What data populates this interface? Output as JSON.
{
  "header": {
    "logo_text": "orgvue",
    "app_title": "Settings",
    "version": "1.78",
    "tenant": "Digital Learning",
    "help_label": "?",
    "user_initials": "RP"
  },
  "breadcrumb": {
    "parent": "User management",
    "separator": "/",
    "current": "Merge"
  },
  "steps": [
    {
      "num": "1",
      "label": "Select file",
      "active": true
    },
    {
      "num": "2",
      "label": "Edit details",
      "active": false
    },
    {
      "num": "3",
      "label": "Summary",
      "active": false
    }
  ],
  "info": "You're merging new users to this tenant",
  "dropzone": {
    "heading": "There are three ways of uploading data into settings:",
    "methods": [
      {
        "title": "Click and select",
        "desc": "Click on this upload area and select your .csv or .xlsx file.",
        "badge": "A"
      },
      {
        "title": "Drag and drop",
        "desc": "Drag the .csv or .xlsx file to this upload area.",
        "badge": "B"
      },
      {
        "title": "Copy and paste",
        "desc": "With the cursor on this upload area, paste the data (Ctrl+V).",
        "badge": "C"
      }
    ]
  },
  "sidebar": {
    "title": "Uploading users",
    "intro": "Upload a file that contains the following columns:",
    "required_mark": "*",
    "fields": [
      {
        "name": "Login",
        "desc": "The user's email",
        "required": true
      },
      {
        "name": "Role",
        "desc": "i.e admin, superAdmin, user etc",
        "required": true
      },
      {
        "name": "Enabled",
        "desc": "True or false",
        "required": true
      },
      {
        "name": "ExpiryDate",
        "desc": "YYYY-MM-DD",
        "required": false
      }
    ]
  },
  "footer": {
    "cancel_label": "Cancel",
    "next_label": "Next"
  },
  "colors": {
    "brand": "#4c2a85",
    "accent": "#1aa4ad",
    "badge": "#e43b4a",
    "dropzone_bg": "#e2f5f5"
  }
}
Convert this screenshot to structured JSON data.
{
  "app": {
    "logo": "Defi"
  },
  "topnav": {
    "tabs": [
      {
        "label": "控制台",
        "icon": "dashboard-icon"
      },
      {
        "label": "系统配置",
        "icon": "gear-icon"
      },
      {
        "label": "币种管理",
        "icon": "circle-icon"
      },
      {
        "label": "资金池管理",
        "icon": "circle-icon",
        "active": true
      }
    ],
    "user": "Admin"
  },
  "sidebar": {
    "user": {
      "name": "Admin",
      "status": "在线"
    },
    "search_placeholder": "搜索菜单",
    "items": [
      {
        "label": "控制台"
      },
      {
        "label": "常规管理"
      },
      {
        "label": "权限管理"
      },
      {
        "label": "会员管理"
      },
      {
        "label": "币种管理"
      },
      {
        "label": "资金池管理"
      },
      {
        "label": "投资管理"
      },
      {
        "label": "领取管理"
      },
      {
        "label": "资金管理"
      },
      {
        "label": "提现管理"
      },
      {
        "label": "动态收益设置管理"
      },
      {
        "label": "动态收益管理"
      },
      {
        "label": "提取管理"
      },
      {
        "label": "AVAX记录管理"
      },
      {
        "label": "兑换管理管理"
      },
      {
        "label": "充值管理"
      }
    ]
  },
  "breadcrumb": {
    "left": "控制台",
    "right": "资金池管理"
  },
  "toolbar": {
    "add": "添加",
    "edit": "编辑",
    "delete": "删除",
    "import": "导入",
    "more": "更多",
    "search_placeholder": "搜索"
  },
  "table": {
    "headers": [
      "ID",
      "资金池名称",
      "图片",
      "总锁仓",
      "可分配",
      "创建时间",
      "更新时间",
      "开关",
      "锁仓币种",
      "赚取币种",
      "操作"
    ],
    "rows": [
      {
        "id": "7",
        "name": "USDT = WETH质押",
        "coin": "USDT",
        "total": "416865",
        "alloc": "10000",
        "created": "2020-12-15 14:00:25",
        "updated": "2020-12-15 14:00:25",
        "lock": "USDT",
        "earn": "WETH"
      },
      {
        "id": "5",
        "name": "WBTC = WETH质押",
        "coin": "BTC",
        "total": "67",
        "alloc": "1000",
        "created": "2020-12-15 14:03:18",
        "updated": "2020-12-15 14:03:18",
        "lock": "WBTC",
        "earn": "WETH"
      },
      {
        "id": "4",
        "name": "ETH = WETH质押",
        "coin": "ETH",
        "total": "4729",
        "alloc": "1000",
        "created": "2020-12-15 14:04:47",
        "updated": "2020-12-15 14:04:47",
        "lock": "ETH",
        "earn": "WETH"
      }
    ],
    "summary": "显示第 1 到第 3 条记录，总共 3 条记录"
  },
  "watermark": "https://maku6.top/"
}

====

Return each line in the records that holds the string "icon".

In response:
        "icon": "dashboard-icon"
        "icon": "gear-icon"
        "icon": "circle-icon"
        "icon": "circle-icon",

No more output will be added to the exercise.